▶ **Exercise**
Set the following entries down again exactly, line by line.

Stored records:
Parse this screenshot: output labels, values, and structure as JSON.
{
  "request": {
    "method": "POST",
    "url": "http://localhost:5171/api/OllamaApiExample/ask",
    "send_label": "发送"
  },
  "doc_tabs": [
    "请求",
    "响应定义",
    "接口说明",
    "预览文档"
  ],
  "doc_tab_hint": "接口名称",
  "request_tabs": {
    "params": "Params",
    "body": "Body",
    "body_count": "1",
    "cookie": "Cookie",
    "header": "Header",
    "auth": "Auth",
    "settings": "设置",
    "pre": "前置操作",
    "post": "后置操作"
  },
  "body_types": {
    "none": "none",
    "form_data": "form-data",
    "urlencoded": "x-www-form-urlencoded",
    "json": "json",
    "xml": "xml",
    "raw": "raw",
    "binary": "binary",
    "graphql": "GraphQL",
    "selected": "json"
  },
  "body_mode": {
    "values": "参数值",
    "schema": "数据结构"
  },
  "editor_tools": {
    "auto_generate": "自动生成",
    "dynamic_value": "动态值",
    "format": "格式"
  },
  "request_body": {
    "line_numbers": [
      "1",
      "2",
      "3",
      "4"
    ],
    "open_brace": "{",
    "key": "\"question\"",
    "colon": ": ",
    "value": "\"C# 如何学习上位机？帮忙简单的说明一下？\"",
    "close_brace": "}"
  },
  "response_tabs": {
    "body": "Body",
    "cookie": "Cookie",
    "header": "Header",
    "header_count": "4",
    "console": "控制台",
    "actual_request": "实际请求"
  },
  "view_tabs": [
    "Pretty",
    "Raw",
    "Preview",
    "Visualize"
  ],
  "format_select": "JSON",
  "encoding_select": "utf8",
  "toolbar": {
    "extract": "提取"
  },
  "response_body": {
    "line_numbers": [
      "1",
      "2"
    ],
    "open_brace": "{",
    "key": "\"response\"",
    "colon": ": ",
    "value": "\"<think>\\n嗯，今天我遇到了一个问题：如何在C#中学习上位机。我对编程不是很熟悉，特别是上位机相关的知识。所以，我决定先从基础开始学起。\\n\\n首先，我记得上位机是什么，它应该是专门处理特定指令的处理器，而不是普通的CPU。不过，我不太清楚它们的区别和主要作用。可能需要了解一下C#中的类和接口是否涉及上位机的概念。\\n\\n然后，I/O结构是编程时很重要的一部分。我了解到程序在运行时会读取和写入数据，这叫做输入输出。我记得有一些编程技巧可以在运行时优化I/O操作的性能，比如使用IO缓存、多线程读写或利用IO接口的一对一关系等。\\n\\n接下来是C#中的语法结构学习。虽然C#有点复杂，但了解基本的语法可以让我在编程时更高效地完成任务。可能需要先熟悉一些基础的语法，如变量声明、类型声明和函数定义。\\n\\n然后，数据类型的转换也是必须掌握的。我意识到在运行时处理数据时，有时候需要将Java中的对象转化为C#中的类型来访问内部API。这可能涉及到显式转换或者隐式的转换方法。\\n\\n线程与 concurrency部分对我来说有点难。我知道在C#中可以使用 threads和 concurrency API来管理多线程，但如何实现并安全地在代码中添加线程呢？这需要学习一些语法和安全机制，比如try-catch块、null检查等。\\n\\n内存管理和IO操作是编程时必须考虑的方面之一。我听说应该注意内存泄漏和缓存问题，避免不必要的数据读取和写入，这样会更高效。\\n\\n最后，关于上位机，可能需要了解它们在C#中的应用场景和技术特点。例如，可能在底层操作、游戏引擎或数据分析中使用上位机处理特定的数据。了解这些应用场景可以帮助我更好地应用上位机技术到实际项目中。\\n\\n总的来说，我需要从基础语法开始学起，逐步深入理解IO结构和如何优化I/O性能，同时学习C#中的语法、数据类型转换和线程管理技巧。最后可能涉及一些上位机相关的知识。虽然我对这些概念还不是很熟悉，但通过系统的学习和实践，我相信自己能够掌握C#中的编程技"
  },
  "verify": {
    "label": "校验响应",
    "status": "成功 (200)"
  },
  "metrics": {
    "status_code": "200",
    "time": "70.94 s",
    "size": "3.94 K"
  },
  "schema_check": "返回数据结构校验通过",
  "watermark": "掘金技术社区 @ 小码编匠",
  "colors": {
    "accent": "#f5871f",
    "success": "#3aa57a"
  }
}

▶ **Response to the exercise**
Parse this screenshot: output labels, values, and structure as JSON.
{
  "request": {
    "method": "POST",
    "url": "http://localhost:5171/api/OllamaApiExample/ask",
    "send_label": "发送"
  },
  "doc_tabs": [
    "请求",
    "响应定义",
    "接口说明",
    "预览文档"
  ],
  "doc_tab_hint": "接口名称",
  "request_tabs": {
    "params": "Params",
    "body": "Body",
    "body_count": "1",
    "cookie": "Cookie",
    "header": "Header",
    "auth": "Auth",
    "settings": "设置",
    "pre": "前置操作",
    "post": "后置操作"
  },
  "body_types": {
    "none": "none",
    "form_data": "form-data",
    "urlencoded": "x-www-form-urlencoded",
    "json": "json",
    "xml": "xml",
    "raw": "raw",
    "binary": "binary",
    "graphql": "GraphQL",
    "selected": "json"
  },
  "body_mode": {
    "values": "参数值",
    "schema": "数据结构"
  },
  "editor_tools": {
    "auto_generate": "自动生成",
    "dynamic_value": "动态值",
    "format": "格式"
  },
  "request_body": {
    "line_numbers": [
      "1",
      "2",
      "3",
      "4"
    ],
    "open_brace": "{",
    "key": "\"question\"",
    "colon": ": ",
    "value": "\"C# 如何学习上位机？帮忙简单的说明一下？\"",
    "close_brace": "}"
  },
  "response_tabs": {
    "body": "Body",
    "cookie": "Cookie",
    "header": "Header",
    "header_count": "4",
    "console": "控制台",
    "actual_request": "实际请求"
  },
  "view_tabs": [
    "Pretty",
    "Raw",
    "Preview",
    "Visualize"
  ],
  "format_select": "JSON",
  "encoding_select": "utf8",
  "toolbar": {
    "extract": "提取"
  },
  "response_body": {
    "line_numbers": [
      "1",
      "2"
    ],
    "open_brace": "{",
    "key": "\"response\"",
    "colon": ": ",
    "value": "\"<think>\\n嗯，今天我遇到了一个问题：如何在C#中学习上位机。我对编程不是很熟悉，特别是上位机相关的知识。所以，我决定先从基础开始学起。\\n\\n首先，我记得上位机是什么，它应该是专门处理特定指令的处理器，而不是普通的CPU。不过，我不太清楚它们的区别和主要作用。可能需要了解一下C#中的类和接口是否涉及上位机的概念。\\n\\n然后，I/O结构是编程时很重要的一部分。我了解到程序在运行时会读取和写入数据，这叫做输入输出。我记得有一些编程技巧可以在运行时优化I/O操作的性能，比如使用IO缓存、多线程读写或利用IO接口的一对一关系等。\\n\\n接下来是C#中的语法结构学习。虽然C#有点复杂，但了解基本的语法可以让我在编程时更高效地完成任务。可能需要先熟悉一些基础的语法，如变量声明、类型声明和函数定义。\\n\\n然后，数据类型的转换也是必须掌握的。我意识到在运行时处理数据时，有时候需要将Java中的对象转化为C#中的类型来访问内部API。这可能涉及到显式转换或者隐式的转换方法。\\n\\n线程与 concurrency部分对我来说有点难。我知道在C#中可以使用 threads和 concurrency API来管理多线程，但如何实现并安全地在代码中添加线程呢？这需要学习一些语法和安全机制，比如try-catch块、null检查等。\\n\\n内存管理和IO操作是编程时必须考虑的方面之一。我听说应该注意内存泄漏和缓存问题，避免不必要的数据读取和写入，这样会更高效。\\n\\n最后，关于上位机，可能需要了解它们在C#中的应用场景和技术特点。例如，可能在底层操作、游戏引擎或数据分析中使用上位机处理特定的数据。了解这些应用场景可以帮助我更好地应用上位机技术到实际项目中。\\n\\n总的来说，我需要从基础语法开始学起，逐步深入理解IO结构和如何优化I/O性能，同时学习C#中的语法、数据类型转换和线程管理技巧。最后可能涉及一些上位机相关的知识。虽然我对这些概念还不是很熟悉，但通过系统的学习和实践，我相信自己能够掌握C#中的编程技"
  },
  "verify": {
    "label": "校验响应",
    "status": "成功 (200)"
  },
  "metrics": {
    "status_code": "200",
    "time": "70.94 s",
    "size": "3.94 K"
  },
  "schema_check": "返回数据结构校验通过",
  "watermark": "掘金技术社区 @ 小码编匠",
  "colors": {
    "accent": "#f5871f",
    "success": "#3aa57a"
  }
}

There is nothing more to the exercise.